Records from a dataset:
□ □ □ □ □

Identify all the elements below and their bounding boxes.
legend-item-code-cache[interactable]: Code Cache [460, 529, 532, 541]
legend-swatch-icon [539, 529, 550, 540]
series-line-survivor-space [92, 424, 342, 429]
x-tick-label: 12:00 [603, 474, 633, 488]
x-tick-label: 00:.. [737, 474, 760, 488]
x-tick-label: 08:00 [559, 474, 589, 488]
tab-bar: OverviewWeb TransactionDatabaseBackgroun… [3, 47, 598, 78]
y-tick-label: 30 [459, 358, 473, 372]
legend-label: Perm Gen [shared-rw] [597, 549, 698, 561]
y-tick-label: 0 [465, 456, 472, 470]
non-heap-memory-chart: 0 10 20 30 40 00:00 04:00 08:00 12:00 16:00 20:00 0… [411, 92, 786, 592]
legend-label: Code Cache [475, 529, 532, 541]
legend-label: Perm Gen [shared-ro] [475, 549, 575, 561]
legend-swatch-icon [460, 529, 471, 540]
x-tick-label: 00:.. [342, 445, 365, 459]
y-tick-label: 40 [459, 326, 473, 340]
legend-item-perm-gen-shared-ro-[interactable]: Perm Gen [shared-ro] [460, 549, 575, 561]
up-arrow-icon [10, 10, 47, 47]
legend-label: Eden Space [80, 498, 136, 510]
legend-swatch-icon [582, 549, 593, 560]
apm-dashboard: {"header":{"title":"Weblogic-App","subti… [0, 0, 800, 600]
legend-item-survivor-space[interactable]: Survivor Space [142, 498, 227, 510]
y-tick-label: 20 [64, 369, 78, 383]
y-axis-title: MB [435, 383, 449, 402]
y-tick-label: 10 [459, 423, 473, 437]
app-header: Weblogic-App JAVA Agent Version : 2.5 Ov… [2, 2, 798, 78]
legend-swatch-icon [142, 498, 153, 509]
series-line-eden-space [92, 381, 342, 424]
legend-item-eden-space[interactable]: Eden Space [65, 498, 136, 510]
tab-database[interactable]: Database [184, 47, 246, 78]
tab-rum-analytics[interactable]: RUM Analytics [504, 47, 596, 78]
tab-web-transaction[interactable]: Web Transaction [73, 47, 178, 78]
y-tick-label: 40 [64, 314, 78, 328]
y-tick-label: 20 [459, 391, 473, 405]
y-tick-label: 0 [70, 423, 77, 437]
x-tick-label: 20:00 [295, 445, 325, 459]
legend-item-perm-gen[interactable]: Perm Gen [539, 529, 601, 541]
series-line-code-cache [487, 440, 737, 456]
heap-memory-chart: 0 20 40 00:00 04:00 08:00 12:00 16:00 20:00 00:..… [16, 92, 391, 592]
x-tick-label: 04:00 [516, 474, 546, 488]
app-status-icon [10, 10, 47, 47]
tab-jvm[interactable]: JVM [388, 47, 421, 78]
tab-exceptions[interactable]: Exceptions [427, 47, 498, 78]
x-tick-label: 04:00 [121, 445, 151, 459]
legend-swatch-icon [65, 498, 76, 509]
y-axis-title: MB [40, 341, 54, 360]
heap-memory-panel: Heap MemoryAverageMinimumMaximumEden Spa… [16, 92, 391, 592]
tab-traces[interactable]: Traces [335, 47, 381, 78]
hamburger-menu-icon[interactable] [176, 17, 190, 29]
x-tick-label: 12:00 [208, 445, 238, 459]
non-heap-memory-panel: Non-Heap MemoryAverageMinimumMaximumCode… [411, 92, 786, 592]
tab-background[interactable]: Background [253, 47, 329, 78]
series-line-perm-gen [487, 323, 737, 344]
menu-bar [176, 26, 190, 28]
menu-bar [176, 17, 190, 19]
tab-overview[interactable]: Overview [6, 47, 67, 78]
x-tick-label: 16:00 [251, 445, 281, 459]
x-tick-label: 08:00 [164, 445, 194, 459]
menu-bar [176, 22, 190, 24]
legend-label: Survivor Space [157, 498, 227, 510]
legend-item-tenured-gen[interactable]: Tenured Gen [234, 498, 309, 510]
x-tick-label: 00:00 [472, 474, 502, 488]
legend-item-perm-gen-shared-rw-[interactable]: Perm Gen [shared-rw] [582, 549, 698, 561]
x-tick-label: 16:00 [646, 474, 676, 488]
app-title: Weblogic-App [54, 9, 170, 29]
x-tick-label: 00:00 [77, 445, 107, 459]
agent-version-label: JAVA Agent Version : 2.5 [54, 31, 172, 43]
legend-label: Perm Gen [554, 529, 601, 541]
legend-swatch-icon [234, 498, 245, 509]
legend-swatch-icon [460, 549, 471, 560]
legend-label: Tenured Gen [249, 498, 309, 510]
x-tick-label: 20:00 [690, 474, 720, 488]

□ □ □ □ □

> [Given task] Retype every line of the records above, keeping each character unchanged.

> [Exercise solution]
Identify all the elements below and their bounding boxes.
legend-item-code-cache[interactable]: Code Cache [460, 529, 532, 541]
legend-swatch-icon [539, 529, 550, 540]
series-line-survivor-space [92, 424, 342, 429]
x-tick-label: 12:00 [603, 474, 633, 488]
x-tick-label: 00:.. [737, 474, 760, 488]
x-tick-label: 08:00 [559, 474, 589, 488]
tab-bar: OverviewWeb TransactionDatabaseBackgroun… [3, 47, 598, 78]
y-tick-label: 30 [459, 358, 473, 372]
legend-label: Perm Gen [shared-rw] [597, 549, 698, 561]
y-tick-label: 0 [465, 456, 472, 470]
non-heap-memory-chart: 0 10 20 30 40 00:00 04:00 08:00 12:00 16:00 20:00 0… [411, 92, 786, 592]
legend-label: Code Cache [475, 529, 532, 541]
legend-label: Perm Gen [shared-ro] [475, 549, 575, 561]
legend-swatch-icon [460, 529, 471, 540]
x-tick-label: 00:.. [342, 445, 365, 459]
y-tick-label: 40 [459, 326, 473, 340]
legend-item-perm-gen-shared-ro-[interactable]: Perm Gen [shared-ro] [460, 549, 575, 561]
up-arrow-icon [10, 10, 47, 47]
legend-label: Eden Space [80, 498, 136, 510]
legend-swatch-icon [582, 549, 593, 560]
apm-dashboard: {"header":{"title":"Weblogic-App","subti… [0, 0, 800, 600]
legend-item-survivor-space[interactable]: Survivor Space [142, 498, 227, 510]
y-tick-label: 20 [64, 369, 78, 383]
y-axis-title: MB [435, 383, 449, 402]
y-tick-label: 10 [459, 423, 473, 437]
app-header: Weblogic-App JAVA Agent Version : 2.5 Ov… [2, 2, 798, 78]
legend-swatch-icon [142, 498, 153, 509]
series-line-eden-space [92, 381, 342, 424]
legend-item-eden-space[interactable]: Eden Space [65, 498, 136, 510]
tab-database[interactable]: Database [184, 47, 246, 78]
tab-rum-analytics[interactable]: RUM Analytics [504, 47, 596, 78]
tab-web-transaction[interactable]: Web Transaction [73, 47, 178, 78]
y-tick-label: 40 [64, 314, 78, 328]
y-tick-label: 20 [459, 391, 473, 405]
y-tick-label: 0 [70, 423, 77, 437]
x-tick-label: 20:00 [295, 445, 325, 459]
legend-item-perm-gen[interactable]: Perm Gen [539, 529, 601, 541]
series-line-code-cache [487, 440, 737, 456]
heap-memory-chart: 0 20 40 00:00 04:00 08:00 12:00 16:00 20:00 00:..… [16, 92, 391, 592]
x-tick-label: 04:00 [516, 474, 546, 488]
app-status-icon [10, 10, 47, 47]
tab-jvm[interactable]: JVM [388, 47, 421, 78]
tab-exceptions[interactable]: Exceptions [427, 47, 498, 78]
x-tick-label: 04:00 [121, 445, 151, 459]
legend-swatch-icon [65, 498, 76, 509]
y-axis-title: MB [40, 341, 54, 360]
heap-memory-panel: Heap MemoryAverageMinimumMaximumEden Spa… [16, 92, 391, 592]
tab-traces[interactable]: Traces [335, 47, 381, 78]
hamburger-menu-icon[interactable] [176, 17, 190, 29]
x-tick-label: 12:00 [208, 445, 238, 459]
non-heap-memory-panel: Non-Heap MemoryAverageMinimumMaximumCode… [411, 92, 786, 592]
tab-background[interactable]: Background [253, 47, 329, 78]
series-line-perm-gen [487, 323, 737, 344]
menu-bar [176, 26, 190, 28]
menu-bar [176, 17, 190, 19]
tab-overview[interactable]: Overview [6, 47, 67, 78]
x-tick-label: 16:00 [251, 445, 281, 459]
x-tick-label: 08:00 [164, 445, 194, 459]
menu-bar [176, 22, 190, 24]
legend-label: Survivor Space [157, 498, 227, 510]
legend-item-tenured-gen[interactable]: Tenured Gen [234, 498, 309, 510]
x-tick-label: 00:00 [472, 474, 502, 488]
legend-item-perm-gen-shared-rw-[interactable]: Perm Gen [shared-rw] [582, 549, 698, 561]
x-tick-label: 16:00 [646, 474, 676, 488]
app-title: Weblogic-App [54, 9, 170, 29]
x-tick-label: 00:00 [77, 445, 107, 459]
agent-version-label: JAVA Agent Version : 2.5 [54, 31, 172, 43]
legend-label: Perm Gen [554, 529, 601, 541]
legend-swatch-icon [234, 498, 245, 509]
legend-swatch-icon [460, 549, 471, 560]
legend-label: Tenured Gen [249, 498, 309, 510]
x-tick-label: 20:00 [690, 474, 720, 488]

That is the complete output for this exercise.